[Structured figure records]

# # # # # # #

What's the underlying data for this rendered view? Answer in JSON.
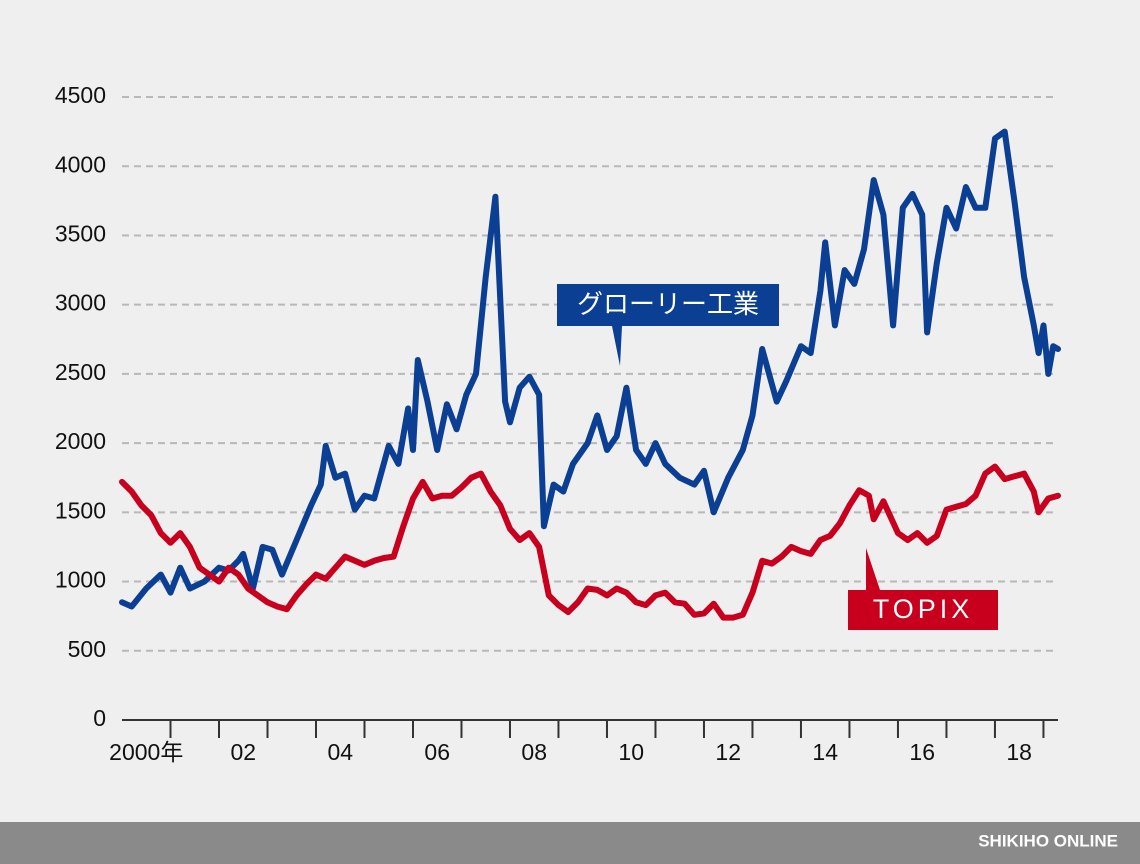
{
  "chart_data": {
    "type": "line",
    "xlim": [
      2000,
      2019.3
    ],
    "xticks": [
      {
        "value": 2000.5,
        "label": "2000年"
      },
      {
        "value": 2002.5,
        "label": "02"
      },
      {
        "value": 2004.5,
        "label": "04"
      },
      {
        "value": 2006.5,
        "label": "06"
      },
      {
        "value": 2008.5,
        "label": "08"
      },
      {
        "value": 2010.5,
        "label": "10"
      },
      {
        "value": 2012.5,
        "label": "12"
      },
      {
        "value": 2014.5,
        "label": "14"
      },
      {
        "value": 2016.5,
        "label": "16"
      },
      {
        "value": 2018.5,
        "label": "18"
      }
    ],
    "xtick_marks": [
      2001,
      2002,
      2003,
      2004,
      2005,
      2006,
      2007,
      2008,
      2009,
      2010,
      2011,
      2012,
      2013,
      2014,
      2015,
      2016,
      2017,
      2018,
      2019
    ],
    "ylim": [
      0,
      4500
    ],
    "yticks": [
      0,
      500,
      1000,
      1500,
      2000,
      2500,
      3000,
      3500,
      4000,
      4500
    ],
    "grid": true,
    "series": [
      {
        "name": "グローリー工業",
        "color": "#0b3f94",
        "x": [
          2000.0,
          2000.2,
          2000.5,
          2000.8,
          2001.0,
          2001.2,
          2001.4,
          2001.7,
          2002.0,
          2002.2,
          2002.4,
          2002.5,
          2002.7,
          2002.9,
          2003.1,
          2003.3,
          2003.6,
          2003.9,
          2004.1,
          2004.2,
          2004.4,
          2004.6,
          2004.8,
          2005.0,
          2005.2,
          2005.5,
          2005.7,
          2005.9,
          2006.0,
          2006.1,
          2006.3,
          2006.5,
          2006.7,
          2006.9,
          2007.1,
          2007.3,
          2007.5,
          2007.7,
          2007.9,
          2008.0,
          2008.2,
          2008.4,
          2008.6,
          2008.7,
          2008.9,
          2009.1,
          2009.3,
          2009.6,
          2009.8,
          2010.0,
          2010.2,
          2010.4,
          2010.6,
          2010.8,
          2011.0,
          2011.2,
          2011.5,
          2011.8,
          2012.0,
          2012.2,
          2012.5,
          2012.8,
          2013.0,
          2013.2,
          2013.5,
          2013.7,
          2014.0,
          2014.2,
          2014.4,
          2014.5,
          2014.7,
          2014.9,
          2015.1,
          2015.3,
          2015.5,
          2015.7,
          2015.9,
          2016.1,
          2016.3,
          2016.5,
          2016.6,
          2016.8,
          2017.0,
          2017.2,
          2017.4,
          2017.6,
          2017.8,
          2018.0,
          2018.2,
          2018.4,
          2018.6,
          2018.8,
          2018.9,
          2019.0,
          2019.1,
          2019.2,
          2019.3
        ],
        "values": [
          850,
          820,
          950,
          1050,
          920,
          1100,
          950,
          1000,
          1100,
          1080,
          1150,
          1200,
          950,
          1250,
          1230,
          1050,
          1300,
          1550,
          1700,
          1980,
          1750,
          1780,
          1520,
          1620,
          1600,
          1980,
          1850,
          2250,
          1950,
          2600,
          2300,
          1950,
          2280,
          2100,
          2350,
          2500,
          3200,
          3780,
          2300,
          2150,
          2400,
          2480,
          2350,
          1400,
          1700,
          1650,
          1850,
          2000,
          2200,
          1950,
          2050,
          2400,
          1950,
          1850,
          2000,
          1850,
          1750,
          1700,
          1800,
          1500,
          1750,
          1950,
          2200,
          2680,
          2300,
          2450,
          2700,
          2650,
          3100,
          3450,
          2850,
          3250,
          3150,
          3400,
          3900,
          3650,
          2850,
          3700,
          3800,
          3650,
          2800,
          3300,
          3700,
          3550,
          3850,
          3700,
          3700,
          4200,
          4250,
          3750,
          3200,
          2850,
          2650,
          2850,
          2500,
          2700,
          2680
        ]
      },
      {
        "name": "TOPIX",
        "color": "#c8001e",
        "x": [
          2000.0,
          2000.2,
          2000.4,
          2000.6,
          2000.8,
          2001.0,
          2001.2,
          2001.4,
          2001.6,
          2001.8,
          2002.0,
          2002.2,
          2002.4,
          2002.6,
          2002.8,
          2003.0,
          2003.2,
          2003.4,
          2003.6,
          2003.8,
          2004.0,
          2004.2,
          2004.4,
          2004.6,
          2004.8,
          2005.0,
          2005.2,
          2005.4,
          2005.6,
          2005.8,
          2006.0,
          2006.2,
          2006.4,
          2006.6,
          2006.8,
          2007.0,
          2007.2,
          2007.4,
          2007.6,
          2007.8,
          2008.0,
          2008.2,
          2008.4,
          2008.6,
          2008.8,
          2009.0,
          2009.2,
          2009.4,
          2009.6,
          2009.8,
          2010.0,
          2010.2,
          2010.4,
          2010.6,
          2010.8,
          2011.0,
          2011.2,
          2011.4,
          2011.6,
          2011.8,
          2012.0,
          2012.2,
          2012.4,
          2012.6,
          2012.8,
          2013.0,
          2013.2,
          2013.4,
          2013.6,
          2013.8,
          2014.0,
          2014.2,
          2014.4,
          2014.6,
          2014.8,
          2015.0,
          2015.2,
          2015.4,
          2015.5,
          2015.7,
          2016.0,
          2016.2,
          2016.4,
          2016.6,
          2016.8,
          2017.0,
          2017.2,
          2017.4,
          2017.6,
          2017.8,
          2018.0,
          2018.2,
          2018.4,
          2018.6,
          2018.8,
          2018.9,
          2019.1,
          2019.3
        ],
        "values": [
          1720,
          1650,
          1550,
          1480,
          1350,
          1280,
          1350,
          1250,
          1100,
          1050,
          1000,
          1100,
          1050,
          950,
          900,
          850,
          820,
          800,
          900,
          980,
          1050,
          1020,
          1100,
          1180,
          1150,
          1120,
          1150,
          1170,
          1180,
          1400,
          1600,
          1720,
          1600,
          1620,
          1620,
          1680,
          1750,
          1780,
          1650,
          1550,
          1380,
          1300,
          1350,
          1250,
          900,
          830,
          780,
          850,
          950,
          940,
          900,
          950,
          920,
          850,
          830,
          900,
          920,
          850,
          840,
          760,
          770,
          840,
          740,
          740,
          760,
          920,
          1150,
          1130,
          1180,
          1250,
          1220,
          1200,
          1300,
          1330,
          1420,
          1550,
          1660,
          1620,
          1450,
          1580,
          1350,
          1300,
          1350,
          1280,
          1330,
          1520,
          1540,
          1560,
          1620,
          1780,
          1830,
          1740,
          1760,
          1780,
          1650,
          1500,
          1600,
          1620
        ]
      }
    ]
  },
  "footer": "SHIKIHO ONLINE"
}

# # # # # # #

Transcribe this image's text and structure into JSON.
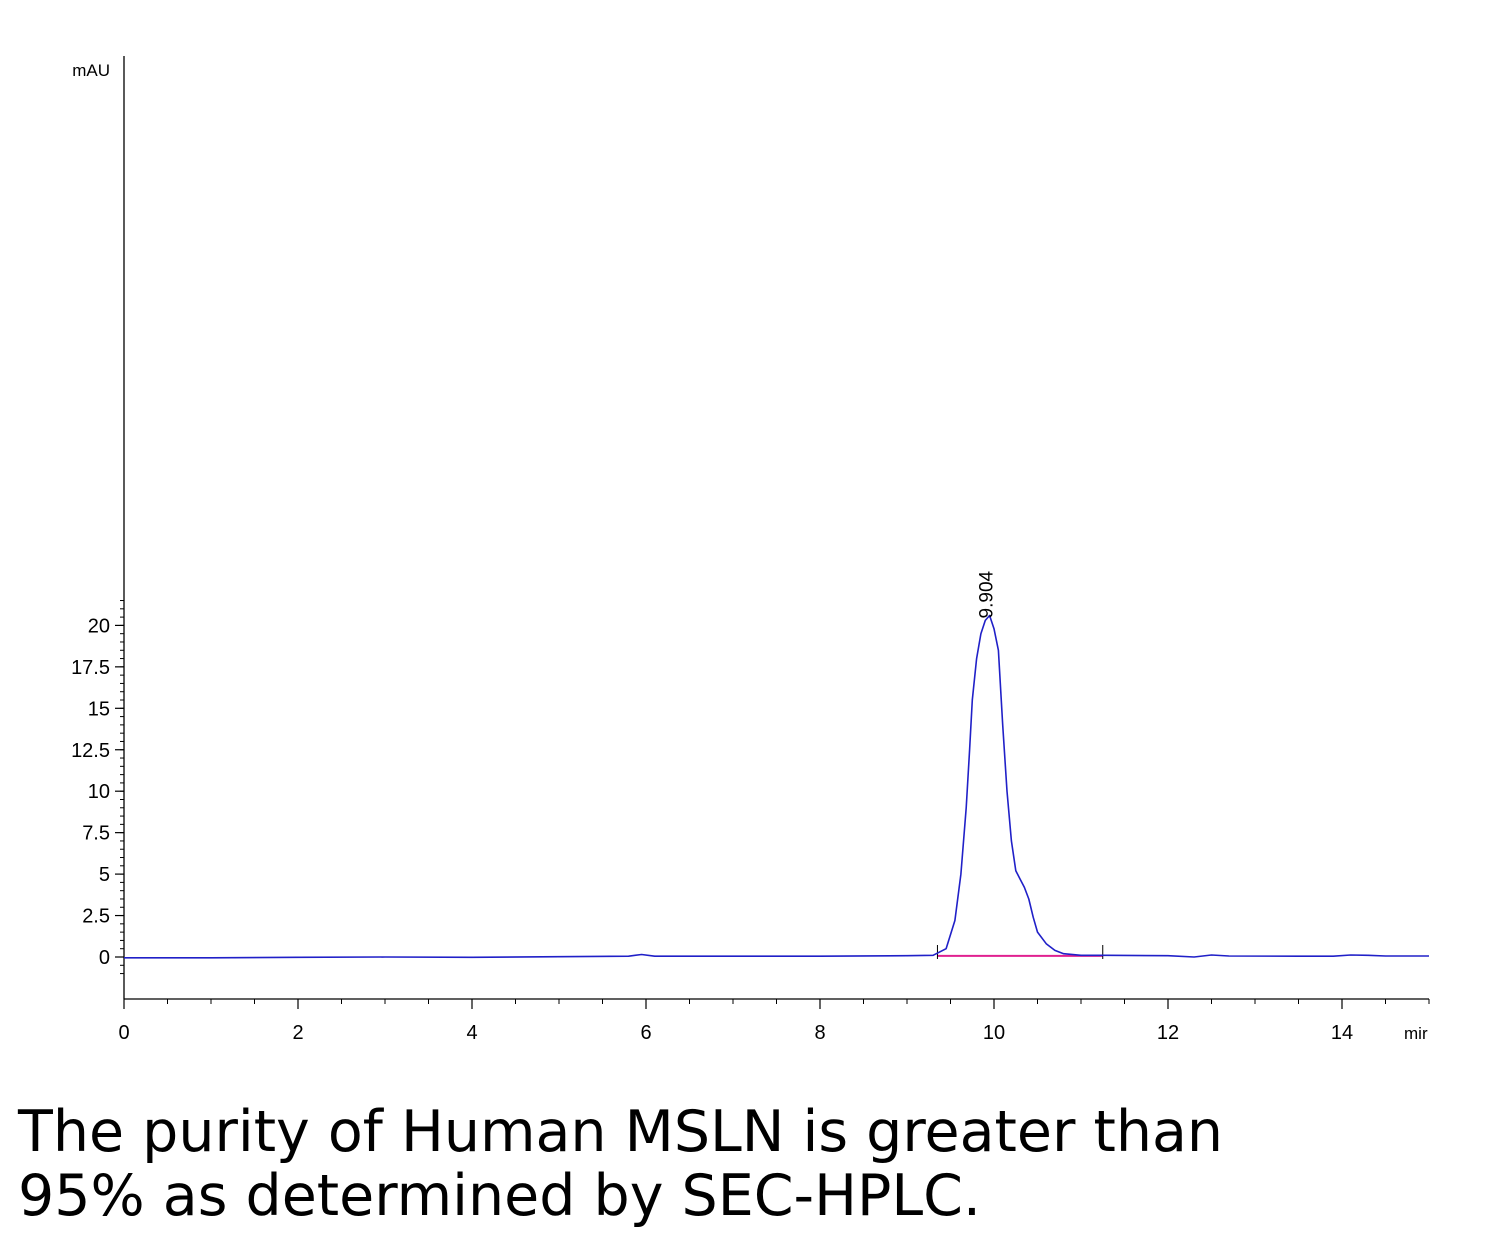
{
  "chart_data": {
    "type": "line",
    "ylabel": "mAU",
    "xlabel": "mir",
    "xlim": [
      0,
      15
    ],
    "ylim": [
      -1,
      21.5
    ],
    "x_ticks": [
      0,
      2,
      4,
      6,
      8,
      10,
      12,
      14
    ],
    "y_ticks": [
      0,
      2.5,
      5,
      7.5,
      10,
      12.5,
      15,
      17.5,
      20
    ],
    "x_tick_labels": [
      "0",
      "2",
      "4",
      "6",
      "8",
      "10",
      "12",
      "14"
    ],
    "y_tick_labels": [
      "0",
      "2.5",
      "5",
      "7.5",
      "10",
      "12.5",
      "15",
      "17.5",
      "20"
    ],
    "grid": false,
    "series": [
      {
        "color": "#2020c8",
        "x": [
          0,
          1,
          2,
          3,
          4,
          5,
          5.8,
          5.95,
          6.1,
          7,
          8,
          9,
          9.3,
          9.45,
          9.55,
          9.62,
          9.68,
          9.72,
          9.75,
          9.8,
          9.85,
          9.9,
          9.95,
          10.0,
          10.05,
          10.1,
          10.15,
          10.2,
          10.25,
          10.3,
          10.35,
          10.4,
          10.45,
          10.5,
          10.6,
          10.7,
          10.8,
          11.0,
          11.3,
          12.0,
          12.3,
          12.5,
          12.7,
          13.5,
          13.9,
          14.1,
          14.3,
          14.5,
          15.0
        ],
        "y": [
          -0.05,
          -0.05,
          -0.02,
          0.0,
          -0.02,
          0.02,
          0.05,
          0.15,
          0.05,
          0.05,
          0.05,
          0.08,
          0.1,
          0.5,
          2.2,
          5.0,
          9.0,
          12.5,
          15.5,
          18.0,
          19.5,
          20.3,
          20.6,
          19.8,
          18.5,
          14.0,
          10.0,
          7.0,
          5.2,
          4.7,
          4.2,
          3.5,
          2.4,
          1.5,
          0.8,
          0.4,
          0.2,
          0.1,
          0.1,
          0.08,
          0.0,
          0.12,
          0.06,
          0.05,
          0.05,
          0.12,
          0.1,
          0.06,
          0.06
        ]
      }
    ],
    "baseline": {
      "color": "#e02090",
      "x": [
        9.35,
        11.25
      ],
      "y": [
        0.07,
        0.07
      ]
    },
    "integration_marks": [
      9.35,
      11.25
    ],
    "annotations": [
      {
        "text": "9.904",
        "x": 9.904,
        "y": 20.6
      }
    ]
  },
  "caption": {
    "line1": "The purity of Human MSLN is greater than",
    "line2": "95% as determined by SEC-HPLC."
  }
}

# # # # # # #

• _Stated exercise_
Going through the entries above, report how many lines include the string "text". The number alone is the answer.

• _Result_
2